--- START SUPPLIED MATERIAL ---
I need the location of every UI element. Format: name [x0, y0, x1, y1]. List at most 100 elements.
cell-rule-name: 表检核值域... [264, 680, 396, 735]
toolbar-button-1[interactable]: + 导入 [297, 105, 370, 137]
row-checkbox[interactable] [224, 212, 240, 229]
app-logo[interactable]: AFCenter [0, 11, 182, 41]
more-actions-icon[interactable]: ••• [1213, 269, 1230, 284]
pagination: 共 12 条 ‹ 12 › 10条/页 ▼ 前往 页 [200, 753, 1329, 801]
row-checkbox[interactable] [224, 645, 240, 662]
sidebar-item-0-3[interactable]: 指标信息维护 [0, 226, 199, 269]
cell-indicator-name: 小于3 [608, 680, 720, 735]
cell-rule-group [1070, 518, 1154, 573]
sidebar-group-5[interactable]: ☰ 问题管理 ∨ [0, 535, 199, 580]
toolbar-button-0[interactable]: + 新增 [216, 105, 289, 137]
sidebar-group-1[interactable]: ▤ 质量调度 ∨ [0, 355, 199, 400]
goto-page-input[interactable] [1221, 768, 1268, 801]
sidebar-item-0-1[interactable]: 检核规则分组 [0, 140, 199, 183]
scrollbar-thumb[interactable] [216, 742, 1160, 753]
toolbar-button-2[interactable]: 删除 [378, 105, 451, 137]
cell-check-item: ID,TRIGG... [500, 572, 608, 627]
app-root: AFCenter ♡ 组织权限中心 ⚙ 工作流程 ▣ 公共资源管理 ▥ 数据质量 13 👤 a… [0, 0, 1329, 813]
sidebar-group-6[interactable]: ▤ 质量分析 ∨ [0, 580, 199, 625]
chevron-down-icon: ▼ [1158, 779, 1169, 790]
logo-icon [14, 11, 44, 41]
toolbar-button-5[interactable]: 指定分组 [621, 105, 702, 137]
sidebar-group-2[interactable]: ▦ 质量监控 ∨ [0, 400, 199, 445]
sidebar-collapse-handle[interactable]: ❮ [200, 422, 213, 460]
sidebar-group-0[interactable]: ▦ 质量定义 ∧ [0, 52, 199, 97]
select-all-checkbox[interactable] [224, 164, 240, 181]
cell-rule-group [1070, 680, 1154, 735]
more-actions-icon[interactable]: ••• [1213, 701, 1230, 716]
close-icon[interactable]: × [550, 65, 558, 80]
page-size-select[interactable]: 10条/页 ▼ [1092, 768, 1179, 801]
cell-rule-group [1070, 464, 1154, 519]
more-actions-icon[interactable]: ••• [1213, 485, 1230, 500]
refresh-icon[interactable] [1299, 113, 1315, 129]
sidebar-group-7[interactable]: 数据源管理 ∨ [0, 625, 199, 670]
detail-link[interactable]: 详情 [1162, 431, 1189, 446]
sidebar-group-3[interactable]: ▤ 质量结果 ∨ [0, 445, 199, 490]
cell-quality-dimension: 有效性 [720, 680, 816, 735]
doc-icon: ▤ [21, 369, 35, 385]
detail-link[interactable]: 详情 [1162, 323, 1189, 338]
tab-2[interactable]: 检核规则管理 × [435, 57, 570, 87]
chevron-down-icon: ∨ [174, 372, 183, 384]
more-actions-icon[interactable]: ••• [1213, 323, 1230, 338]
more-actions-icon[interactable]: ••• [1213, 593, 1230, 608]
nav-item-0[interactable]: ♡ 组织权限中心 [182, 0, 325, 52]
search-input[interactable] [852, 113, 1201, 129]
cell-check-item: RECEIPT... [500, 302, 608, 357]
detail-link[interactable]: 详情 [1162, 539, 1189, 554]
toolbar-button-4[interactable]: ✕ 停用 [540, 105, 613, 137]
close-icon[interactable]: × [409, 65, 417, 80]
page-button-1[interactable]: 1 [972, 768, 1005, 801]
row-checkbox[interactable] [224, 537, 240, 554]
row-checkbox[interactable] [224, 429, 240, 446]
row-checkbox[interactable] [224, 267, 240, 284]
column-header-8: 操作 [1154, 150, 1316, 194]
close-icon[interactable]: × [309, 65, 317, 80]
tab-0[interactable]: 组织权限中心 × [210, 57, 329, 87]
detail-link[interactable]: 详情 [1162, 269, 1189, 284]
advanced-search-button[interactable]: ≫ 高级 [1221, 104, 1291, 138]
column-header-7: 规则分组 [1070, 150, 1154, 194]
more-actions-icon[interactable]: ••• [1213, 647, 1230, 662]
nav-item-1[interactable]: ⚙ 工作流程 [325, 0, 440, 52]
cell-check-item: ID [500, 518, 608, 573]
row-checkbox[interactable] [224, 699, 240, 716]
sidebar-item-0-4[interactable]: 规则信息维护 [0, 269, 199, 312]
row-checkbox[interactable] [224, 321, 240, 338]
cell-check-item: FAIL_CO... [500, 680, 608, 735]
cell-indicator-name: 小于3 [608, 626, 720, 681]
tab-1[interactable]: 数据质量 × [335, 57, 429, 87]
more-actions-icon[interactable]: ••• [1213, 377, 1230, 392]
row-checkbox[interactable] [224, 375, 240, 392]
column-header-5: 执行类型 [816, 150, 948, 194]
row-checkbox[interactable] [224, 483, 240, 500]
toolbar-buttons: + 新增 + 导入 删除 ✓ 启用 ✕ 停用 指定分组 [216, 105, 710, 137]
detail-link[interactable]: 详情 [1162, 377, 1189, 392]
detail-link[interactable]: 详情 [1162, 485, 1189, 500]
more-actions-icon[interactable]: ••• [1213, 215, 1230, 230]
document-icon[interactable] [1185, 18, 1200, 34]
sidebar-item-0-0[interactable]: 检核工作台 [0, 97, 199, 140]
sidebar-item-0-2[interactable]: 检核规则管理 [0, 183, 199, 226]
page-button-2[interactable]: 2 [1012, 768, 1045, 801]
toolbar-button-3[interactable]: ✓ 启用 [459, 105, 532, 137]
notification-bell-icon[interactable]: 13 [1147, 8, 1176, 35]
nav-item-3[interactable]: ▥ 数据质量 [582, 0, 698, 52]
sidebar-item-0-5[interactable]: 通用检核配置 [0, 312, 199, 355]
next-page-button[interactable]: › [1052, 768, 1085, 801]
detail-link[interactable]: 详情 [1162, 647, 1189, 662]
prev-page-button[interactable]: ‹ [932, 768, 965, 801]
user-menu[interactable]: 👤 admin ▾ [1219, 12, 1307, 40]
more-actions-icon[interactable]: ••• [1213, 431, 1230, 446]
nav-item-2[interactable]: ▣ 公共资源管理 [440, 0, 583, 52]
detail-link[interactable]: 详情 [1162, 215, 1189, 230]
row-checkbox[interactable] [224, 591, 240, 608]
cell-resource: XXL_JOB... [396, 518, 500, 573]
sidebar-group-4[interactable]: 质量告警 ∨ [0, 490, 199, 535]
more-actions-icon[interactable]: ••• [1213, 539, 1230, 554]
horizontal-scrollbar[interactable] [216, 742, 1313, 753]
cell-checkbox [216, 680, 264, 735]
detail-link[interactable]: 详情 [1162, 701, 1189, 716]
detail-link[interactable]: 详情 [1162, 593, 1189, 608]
--- END SUPPLIED MATERIAL ---
EXERCISE TASK >>
Output every line of the material above again, unchanged and in the same order.

RIGHT ANSWER >>
I need the location of every UI element. Format: name [x0, y0, x1, y1]. List at most 100 elements.
cell-rule-name: 表检核值域... [264, 680, 396, 735]
toolbar-button-1[interactable]: + 导入 [297, 105, 370, 137]
row-checkbox[interactable] [224, 212, 240, 229]
app-logo[interactable]: AFCenter [0, 11, 182, 41]
more-actions-icon[interactable]: ••• [1213, 269, 1230, 284]
pagination: 共 12 条 ‹ 12 › 10条/页 ▼ 前往 页 [200, 753, 1329, 801]
row-checkbox[interactable] [224, 645, 240, 662]
sidebar-item-0-3[interactable]: 指标信息维护 [0, 226, 199, 269]
cell-indicator-name: 小于3 [608, 680, 720, 735]
cell-rule-group [1070, 518, 1154, 573]
sidebar-group-5[interactable]: ☰ 问题管理 ∨ [0, 535, 199, 580]
toolbar-button-0[interactable]: + 新增 [216, 105, 289, 137]
sidebar-group-1[interactable]: ▤ 质量调度 ∨ [0, 355, 199, 400]
goto-page-input[interactable] [1221, 768, 1268, 801]
sidebar-item-0-1[interactable]: 检核规则分组 [0, 140, 199, 183]
scrollbar-thumb[interactable] [216, 742, 1160, 753]
toolbar-button-2[interactable]: 删除 [378, 105, 451, 137]
cell-check-item: ID,TRIGG... [500, 572, 608, 627]
app-root: AFCenter ♡ 组织权限中心 ⚙ 工作流程 ▣ 公共资源管理 ▥ 数据质量 13 👤 a… [0, 0, 1329, 813]
sidebar-group-6[interactable]: ▤ 质量分析 ∨ [0, 580, 199, 625]
chevron-down-icon: ▼ [1158, 779, 1169, 790]
logo-icon [14, 11, 44, 41]
toolbar-button-5[interactable]: 指定分组 [621, 105, 702, 137]
sidebar-group-2[interactable]: ▦ 质量监控 ∨ [0, 400, 199, 445]
sidebar-collapse-handle[interactable]: ❮ [200, 422, 213, 460]
sidebar-group-0[interactable]: ▦ 质量定义 ∧ [0, 52, 199, 97]
select-all-checkbox[interactable] [224, 164, 240, 181]
cell-rule-group [1070, 680, 1154, 735]
more-actions-icon[interactable]: ••• [1213, 701, 1230, 716]
close-icon[interactable]: × [550, 65, 558, 80]
page-size-select[interactable]: 10条/页 ▼ [1092, 768, 1179, 801]
cell-rule-group [1070, 464, 1154, 519]
more-actions-icon[interactable]: ••• [1213, 485, 1230, 500]
refresh-icon[interactable] [1299, 113, 1315, 129]
sidebar-group-7[interactable]: 数据源管理 ∨ [0, 625, 199, 670]
detail-link[interactable]: 详情 [1162, 431, 1189, 446]
sidebar-group-3[interactable]: ▤ 质量结果 ∨ [0, 445, 199, 490]
cell-quality-dimension: 有效性 [720, 680, 816, 735]
doc-icon: ▤ [21, 369, 35, 385]
detail-link[interactable]: 详情 [1162, 323, 1189, 338]
tab-2[interactable]: 检核规则管理 × [435, 57, 570, 87]
chevron-down-icon: ∨ [174, 372, 183, 384]
more-actions-icon[interactable]: ••• [1213, 323, 1230, 338]
more-actions-icon[interactable]: ••• [1213, 593, 1230, 608]
nav-item-0[interactable]: ♡ 组织权限中心 [182, 0, 325, 52]
search-input[interactable] [852, 113, 1201, 129]
cell-check-item: RECEIPT... [500, 302, 608, 357]
detail-link[interactable]: 详情 [1162, 539, 1189, 554]
toolbar-button-4[interactable]: ✕ 停用 [540, 105, 613, 137]
close-icon[interactable]: × [409, 65, 417, 80]
page-button-1[interactable]: 1 [972, 768, 1005, 801]
row-checkbox[interactable] [224, 537, 240, 554]
row-checkbox[interactable] [224, 429, 240, 446]
row-checkbox[interactable] [224, 267, 240, 284]
column-header-8: 操作 [1154, 150, 1316, 194]
close-icon[interactable]: × [309, 65, 317, 80]
tab-0[interactable]: 组织权限中心 × [210, 57, 329, 87]
detail-link[interactable]: 详情 [1162, 269, 1189, 284]
advanced-search-button[interactable]: ≫ 高级 [1221, 104, 1291, 138]
column-header-7: 规则分组 [1070, 150, 1154, 194]
more-actions-icon[interactable]: ••• [1213, 647, 1230, 662]
nav-item-1[interactable]: ⚙ 工作流程 [325, 0, 440, 52]
cell-check-item: ID [500, 518, 608, 573]
row-checkbox[interactable] [224, 699, 240, 716]
sidebar-item-0-4[interactable]: 规则信息维护 [0, 269, 199, 312]
row-checkbox[interactable] [224, 321, 240, 338]
cell-check-item: FAIL_CO... [500, 680, 608, 735]
cell-indicator-name: 小于3 [608, 626, 720, 681]
tab-1[interactable]: 数据质量 × [335, 57, 429, 87]
more-actions-icon[interactable]: ••• [1213, 377, 1230, 392]
row-checkbox[interactable] [224, 375, 240, 392]
column-header-5: 执行类型 [816, 150, 948, 194]
row-checkbox[interactable] [224, 483, 240, 500]
toolbar-buttons: + 新增 + 导入 删除 ✓ 启用 ✕ 停用 指定分组 [216, 105, 710, 137]
detail-link[interactable]: 详情 [1162, 377, 1189, 392]
detail-link[interactable]: 详情 [1162, 485, 1189, 500]
more-actions-icon[interactable]: ••• [1213, 215, 1230, 230]
document-icon[interactable] [1185, 18, 1200, 34]
sidebar-item-0-0[interactable]: 检核工作台 [0, 97, 199, 140]
sidebar-item-0-2[interactable]: 检核规则管理 [0, 183, 199, 226]
page-button-2[interactable]: 2 [1012, 768, 1045, 801]
toolbar-button-3[interactable]: ✓ 启用 [459, 105, 532, 137]
notification-bell-icon[interactable]: 13 [1147, 8, 1176, 35]
nav-item-3[interactable]: ▥ 数据质量 [582, 0, 698, 52]
sidebar-item-0-5[interactable]: 通用检核配置 [0, 312, 199, 355]
next-page-button[interactable]: › [1052, 768, 1085, 801]
detail-link[interactable]: 详情 [1162, 647, 1189, 662]
prev-page-button[interactable]: ‹ [932, 768, 965, 801]
user-menu[interactable]: 👤 admin ▾ [1219, 12, 1307, 40]
more-actions-icon[interactable]: ••• [1213, 431, 1230, 446]
nav-item-2[interactable]: ▣ 公共资源管理 [440, 0, 583, 52]
detail-link[interactable]: 详情 [1162, 215, 1189, 230]
row-checkbox[interactable] [224, 591, 240, 608]
cell-resource: XXL_JOB... [396, 518, 500, 573]
sidebar-group-4[interactable]: 质量告警 ∨ [0, 490, 199, 535]
more-actions-icon[interactable]: ••• [1213, 539, 1230, 554]
horizontal-scrollbar[interactable] [216, 742, 1313, 753]
cell-checkbox [216, 680, 264, 735]
detail-link[interactable]: 详情 [1162, 701, 1189, 716]
detail-link[interactable]: 详情 [1162, 593, 1189, 608]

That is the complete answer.